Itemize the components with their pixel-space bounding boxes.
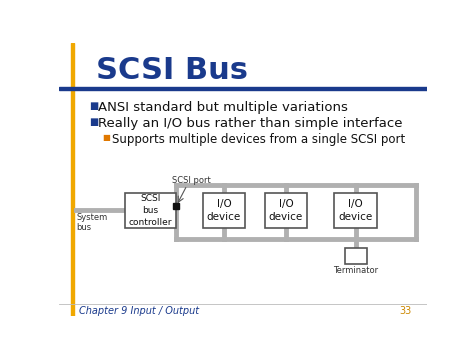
Text: ■: ■	[89, 101, 98, 111]
Bar	[264, 193, 307, 228]
Text: Supports multiple devices from a single SCSI port: Supports multiple devices from a single …	[112, 133, 405, 147]
Bar	[334, 193, 377, 228]
Text: ■: ■	[103, 133, 110, 142]
Text: Terminator: Terminator	[333, 266, 378, 275]
Text: System
bus: System bus	[76, 213, 108, 232]
Text: I/O
device: I/O device	[269, 199, 303, 222]
Text: Chapter 9 Input / Output: Chapter 9 Input / Output	[79, 306, 199, 316]
Bar	[202, 193, 245, 228]
Text: I/O
device: I/O device	[338, 199, 373, 222]
Text: SCSI
bus
controller: SCSI bus controller	[128, 194, 172, 227]
Text: SCSI Bus: SCSI Bus	[96, 56, 248, 85]
Text: I/O
device: I/O device	[207, 199, 241, 222]
Text: ■: ■	[89, 117, 98, 127]
Bar	[59, 87, 427, 90]
Text: ANSI standard but multiple variations: ANSI standard but multiple variations	[98, 101, 348, 114]
Text: 33: 33	[400, 306, 412, 316]
Bar	[71, 43, 74, 316]
Bar	[345, 248, 366, 264]
Text: Really an I/O bus rather than simple interface: Really an I/O bus rather than simple int…	[98, 117, 402, 130]
Bar	[125, 193, 175, 228]
Text: SCSI port: SCSI port	[172, 176, 210, 185]
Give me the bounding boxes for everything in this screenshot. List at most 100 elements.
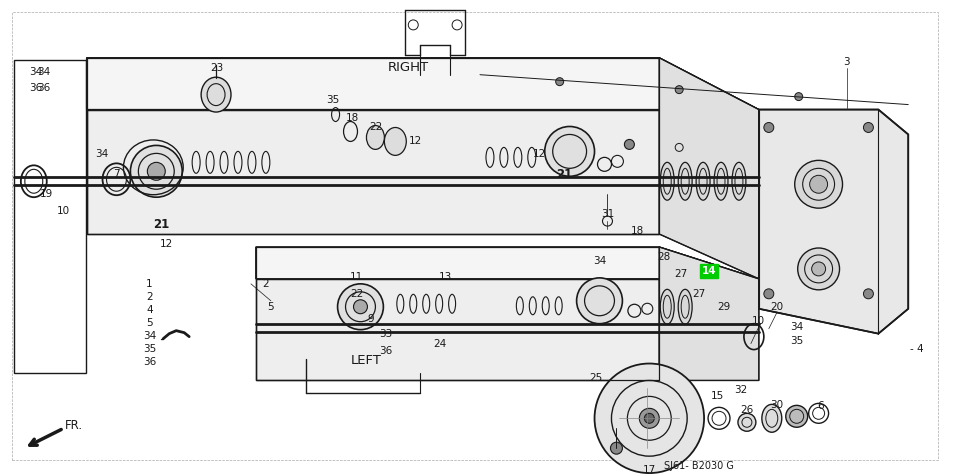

- - - -

Exercise →
Rewrite the records from the line with "101, 98, 111]" to the line with "controller: SCSI bus", replacing "Terminator" with "End cap" and leaving everything else unchanged.

Solution to the exercise →
Text: ■: ■	[89, 101, 98, 111]
Bar	[264, 193, 307, 228]
Text: Supports multiple devices from a single SCSI port: Supports multiple devices from a single …	[112, 133, 405, 147]
Bar	[334, 193, 377, 228]
Text: ■: ■	[103, 133, 110, 142]
Text: End cap: End cap	[333, 266, 378, 275]
Text: System
bus: System bus	[76, 213, 108, 232]
Text: I/O
device: I/O device	[269, 199, 303, 222]
Text: Chapter 9 Input / Output: Chapter 9 Input / Output	[79, 306, 199, 316]
Bar	[202, 193, 245, 228]
Text: I/O
device: I/O device	[338, 199, 373, 222]
Text: SCSI
bus
controller: SCSI bus controller	[128, 194, 172, 227]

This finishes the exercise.